■ **SOURCE DATA**:
----------------------------------------
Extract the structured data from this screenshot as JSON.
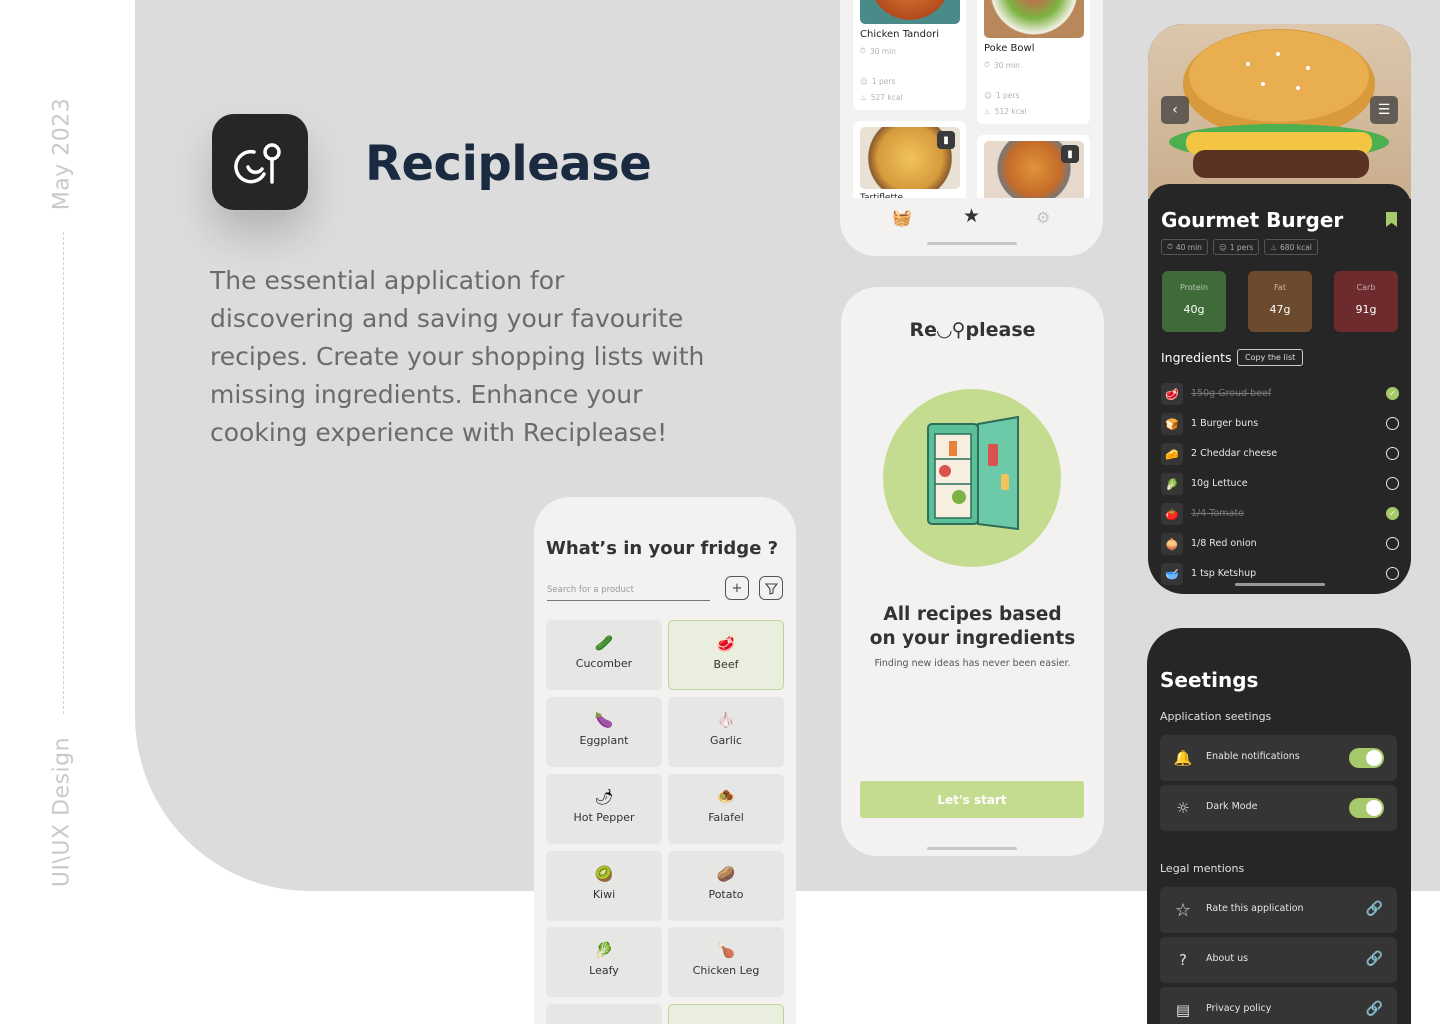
{
  "sidebar": {
    "date": "May 2023",
    "role": "UI\\UX Design"
  },
  "brand": {
    "name": "Reciplease",
    "tagline": "The essential application for discovering and saving your favourite recipes. Create your shopping lists with missing ingredients. Enhance your cooking experience with Reciplease!"
  },
  "favourites": {
    "cards": [
      {
        "title": "Chicken Tandori",
        "time": "30 min",
        "pers": "1 pers",
        "kcal": "527 kcal"
      },
      {
        "title": "Poke Bowl",
        "time": "30 min",
        "pers": "1 pers",
        "kcal": "512 kcal"
      },
      {
        "title": "Tartiflette"
      }
    ]
  },
  "fridge": {
    "title": "What’s in your fridge ?",
    "search_placeholder": "Search for a product",
    "items": [
      {
        "label": "Cucomber",
        "icon": "cucumber-icon",
        "selected": false
      },
      {
        "label": "Beef",
        "icon": "beef-icon",
        "selected": true
      },
      {
        "label": "Eggplant",
        "icon": "eggplant-icon",
        "selected": false
      },
      {
        "label": "Garlic",
        "icon": "garlic-icon",
        "selected": false
      },
      {
        "label": "Hot Pepper",
        "icon": "hot-pepper-icon",
        "selected": false
      },
      {
        "label": "Falafel",
        "icon": "falafel-icon",
        "selected": false
      },
      {
        "label": "Kiwi",
        "icon": "kiwi-icon",
        "selected": false
      },
      {
        "label": "Potato",
        "icon": "potato-icon",
        "selected": false
      },
      {
        "label": "Leafy",
        "icon": "leafy-icon",
        "selected": false
      },
      {
        "label": "Chicken Leg",
        "icon": "chicken-leg-icon",
        "selected": false
      }
    ]
  },
  "onboarding": {
    "logo": "Re◡⚲please",
    "heading_line1": "All recipes based",
    "heading_line2": "on your ingredients",
    "subtitle": "Finding new ideas has never been easier.",
    "cta": "Let's start"
  },
  "recipe": {
    "title": "Gourmet Burger",
    "time": "40 min",
    "pers": "1 pers",
    "kcal": "680 kcal",
    "macros": [
      {
        "label": "Protein",
        "value": "40g",
        "color": "#3f6b39"
      },
      {
        "label": "Fat",
        "value": "47g",
        "color": "#6b4a2e"
      },
      {
        "label": "Carb",
        "value": "91g",
        "color": "#6e2b2d"
      }
    ],
    "ingredients_title": "Ingredients",
    "copy_label": "Copy the list",
    "ingredients": [
      {
        "label": "150g Groud beef",
        "checked": true
      },
      {
        "label": "1 Burger buns",
        "checked": false
      },
      {
        "label": "2 Cheddar cheese",
        "checked": false
      },
      {
        "label": "10g Lettuce",
        "checked": false
      },
      {
        "label": "1/4 Tomato",
        "checked": true
      },
      {
        "label": "1/8 Red onion",
        "checked": false
      },
      {
        "label": "1 tsp Ketshup",
        "checked": false
      }
    ]
  },
  "settings": {
    "title": "Seetings",
    "app_section": "Application seetings",
    "notifications": "Enable notifications",
    "dark_mode": "Dark Mode",
    "legal_section": "Legal mentions",
    "rate": "Rate this application",
    "about": "About us",
    "privacy": "Privacy policy"
  },
  "colors": {
    "accent": "#c4dc8f",
    "toggle": "#a6c96b",
    "dark": "#262626",
    "panel": "#dcdcdd"
  }
}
----------------------------------------
■ **TASK DETAILS**:
Please repeat every record above exactly, but leave out the pictures.

■ **OUTPUT**:
Extract the structured data from this screenshot as JSON.
{
  "sidebar": {
    "date": "May 2023",
    "role": "UI\\UX Design"
  },
  "brand": {
    "name": "Reciplease",
    "tagline": "The essential application for discovering and saving your favourite recipes. Create your shopping lists with missing ingredients. Enhance your cooking experience with Reciplease!"
  },
  "favourites": {
    "cards": [
      {
        "title": "Chicken Tandori",
        "time": "30 min",
        "pers": "1 pers",
        "kcal": "527 kcal"
      },
      {
        "title": "Poke Bowl",
        "time": "30 min",
        "pers": "1 pers",
        "kcal": "512 kcal"
      },
      {
        "title": "Tartiflette"
      }
    ]
  },
  "fridge": {
    "title": "What’s in your fridge ?",
    "search_placeholder": "Search for a product",
    "items": [
      {
        "label": "Cucomber",
        "icon": "cucumber-icon",
        "selected": false
      },
      {
        "label": "Beef",
        "icon": "beef-icon",
        "selected": true
      },
      {
        "label": "Eggplant",
        "icon": "eggplant-icon",
        "selected": false
      },
      {
        "label": "Garlic",
        "icon": "garlic-icon",
        "selected": false
      },
      {
        "label": "Hot Pepper",
        "icon": "hot-pepper-icon",
        "selected": false
      },
      {
        "label": "Falafel",
        "icon": "falafel-icon",
        "selected": false
      },
      {
        "label": "Kiwi",
        "icon": "kiwi-icon",
        "selected": false
      },
      {
        "label": "Potato",
        "icon": "potato-icon",
        "selected": false
      },
      {
        "label": "Leafy",
        "icon": "leafy-icon",
        "selected": false
      },
      {
        "label": "Chicken Leg",
        "icon": "chicken-leg-icon",
        "selected": false
      }
    ]
  },
  "onboarding": {
    "logo": "Re◡⚲please",
    "heading_line1": "All recipes based",
    "heading_line2": "on your ingredients",
    "subtitle": "Finding new ideas has never been easier.",
    "cta": "Let's start"
  },
  "recipe": {
    "title": "Gourmet Burger",
    "time": "40 min",
    "pers": "1 pers",
    "kcal": "680 kcal",
    "macros": [
      {
        "label": "Protein",
        "value": "40g",
        "color": "#3f6b39"
      },
      {
        "label": "Fat",
        "value": "47g",
        "color": "#6b4a2e"
      },
      {
        "label": "Carb",
        "value": "91g",
        "color": "#6e2b2d"
      }
    ],
    "ingredients_title": "Ingredients",
    "copy_label": "Copy the list",
    "ingredients": [
      {
        "label": "150g Groud beef",
        "checked": true
      },
      {
        "label": "1 Burger buns",
        "checked": false
      },
      {
        "label": "2 Cheddar cheese",
        "checked": false
      },
      {
        "label": "10g Lettuce",
        "checked": false
      },
      {
        "label": "1/4 Tomato",
        "checked": true
      },
      {
        "label": "1/8 Red onion",
        "checked": false
      },
      {
        "label": "1 tsp Ketshup",
        "checked": false
      }
    ]
  },
  "settings": {
    "title": "Seetings",
    "app_section": "Application seetings",
    "notifications": "Enable notifications",
    "dark_mode": "Dark Mode",
    "legal_section": "Legal mentions",
    "rate": "Rate this application",
    "about": "About us",
    "privacy": "Privacy policy"
  },
  "colors": {
    "accent": "#c4dc8f",
    "toggle": "#a6c96b",
    "dark": "#262626",
    "panel": "#dcdcdd"
  }
}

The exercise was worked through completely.